Dataset records
━━━━━━━━━━━━━━━━━━━━

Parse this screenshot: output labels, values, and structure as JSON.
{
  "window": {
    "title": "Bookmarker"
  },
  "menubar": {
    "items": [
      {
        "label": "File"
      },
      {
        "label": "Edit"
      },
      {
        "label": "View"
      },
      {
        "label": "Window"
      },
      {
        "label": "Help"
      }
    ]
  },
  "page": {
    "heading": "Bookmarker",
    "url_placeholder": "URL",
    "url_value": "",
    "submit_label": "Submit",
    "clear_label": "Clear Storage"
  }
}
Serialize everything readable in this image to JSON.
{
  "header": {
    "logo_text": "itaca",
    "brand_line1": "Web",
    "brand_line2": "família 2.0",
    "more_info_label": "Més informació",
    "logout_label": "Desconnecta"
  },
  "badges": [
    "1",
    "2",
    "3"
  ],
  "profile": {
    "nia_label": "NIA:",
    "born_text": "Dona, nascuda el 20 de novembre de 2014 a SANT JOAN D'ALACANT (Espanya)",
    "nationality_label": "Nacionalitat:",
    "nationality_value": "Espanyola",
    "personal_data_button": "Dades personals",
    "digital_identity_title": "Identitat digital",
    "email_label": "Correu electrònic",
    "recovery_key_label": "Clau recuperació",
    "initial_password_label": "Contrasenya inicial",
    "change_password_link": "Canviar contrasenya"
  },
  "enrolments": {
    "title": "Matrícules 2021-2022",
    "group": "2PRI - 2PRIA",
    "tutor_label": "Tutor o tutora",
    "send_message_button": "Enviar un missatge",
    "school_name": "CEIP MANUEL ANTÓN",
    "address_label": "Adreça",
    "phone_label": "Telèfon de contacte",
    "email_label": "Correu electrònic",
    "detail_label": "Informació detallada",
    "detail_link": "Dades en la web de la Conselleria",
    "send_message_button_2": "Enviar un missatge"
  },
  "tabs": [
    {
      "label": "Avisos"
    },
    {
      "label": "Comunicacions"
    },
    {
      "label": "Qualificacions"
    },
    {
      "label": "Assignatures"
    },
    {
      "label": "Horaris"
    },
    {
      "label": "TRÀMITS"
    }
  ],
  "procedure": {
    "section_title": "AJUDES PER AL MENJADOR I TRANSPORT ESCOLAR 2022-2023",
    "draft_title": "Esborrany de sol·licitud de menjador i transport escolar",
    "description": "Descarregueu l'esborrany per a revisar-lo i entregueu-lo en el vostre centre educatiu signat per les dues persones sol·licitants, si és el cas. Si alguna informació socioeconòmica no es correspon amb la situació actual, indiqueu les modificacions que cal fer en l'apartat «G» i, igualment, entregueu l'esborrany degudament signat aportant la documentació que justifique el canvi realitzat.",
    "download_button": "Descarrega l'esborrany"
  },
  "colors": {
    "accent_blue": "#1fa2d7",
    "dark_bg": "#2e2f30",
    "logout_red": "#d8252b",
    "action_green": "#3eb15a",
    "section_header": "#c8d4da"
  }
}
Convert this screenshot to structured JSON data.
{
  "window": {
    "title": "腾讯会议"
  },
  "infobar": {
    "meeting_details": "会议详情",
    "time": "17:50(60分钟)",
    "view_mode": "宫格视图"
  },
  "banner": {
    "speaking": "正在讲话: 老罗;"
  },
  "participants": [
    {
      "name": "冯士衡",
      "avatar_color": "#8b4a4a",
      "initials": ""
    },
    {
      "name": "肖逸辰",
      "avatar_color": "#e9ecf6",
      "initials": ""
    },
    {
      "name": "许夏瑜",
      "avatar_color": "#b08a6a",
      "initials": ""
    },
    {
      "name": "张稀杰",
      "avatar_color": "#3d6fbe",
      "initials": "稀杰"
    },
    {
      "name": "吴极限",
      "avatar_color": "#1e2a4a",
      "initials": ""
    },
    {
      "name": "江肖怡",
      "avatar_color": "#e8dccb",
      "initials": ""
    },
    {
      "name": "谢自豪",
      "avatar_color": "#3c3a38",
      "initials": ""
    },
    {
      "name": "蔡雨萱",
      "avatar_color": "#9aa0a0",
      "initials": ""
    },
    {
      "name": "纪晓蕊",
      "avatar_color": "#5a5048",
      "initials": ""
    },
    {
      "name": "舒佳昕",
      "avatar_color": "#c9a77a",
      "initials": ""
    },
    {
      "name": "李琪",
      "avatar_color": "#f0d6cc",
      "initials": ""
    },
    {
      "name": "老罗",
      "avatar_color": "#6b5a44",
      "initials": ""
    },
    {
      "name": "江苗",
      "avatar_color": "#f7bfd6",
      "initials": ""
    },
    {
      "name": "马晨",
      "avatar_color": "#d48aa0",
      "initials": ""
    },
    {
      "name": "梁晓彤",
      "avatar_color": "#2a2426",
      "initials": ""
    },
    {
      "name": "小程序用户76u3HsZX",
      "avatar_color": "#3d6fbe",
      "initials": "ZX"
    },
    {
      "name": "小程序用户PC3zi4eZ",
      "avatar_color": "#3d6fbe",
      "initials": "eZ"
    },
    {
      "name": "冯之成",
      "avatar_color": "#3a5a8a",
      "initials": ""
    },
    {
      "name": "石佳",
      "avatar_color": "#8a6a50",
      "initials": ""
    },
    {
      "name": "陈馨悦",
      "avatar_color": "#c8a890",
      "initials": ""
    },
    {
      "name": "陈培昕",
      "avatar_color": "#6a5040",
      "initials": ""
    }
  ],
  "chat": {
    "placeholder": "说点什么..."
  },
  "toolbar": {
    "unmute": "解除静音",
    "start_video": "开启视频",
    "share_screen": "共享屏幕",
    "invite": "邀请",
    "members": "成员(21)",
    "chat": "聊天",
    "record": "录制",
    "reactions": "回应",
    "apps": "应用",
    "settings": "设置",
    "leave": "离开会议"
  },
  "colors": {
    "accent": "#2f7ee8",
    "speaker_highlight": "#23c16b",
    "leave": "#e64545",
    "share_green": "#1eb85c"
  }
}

━━━━━━━━━━━━━━━━━━━━

__Exercise__: Only lines that contain the word "missatge" are wanted; copy each of them.

__Exercise response__:
    "send_message_button": "Enviar un missatge",
    "send_message_button_2": "Enviar un missatge"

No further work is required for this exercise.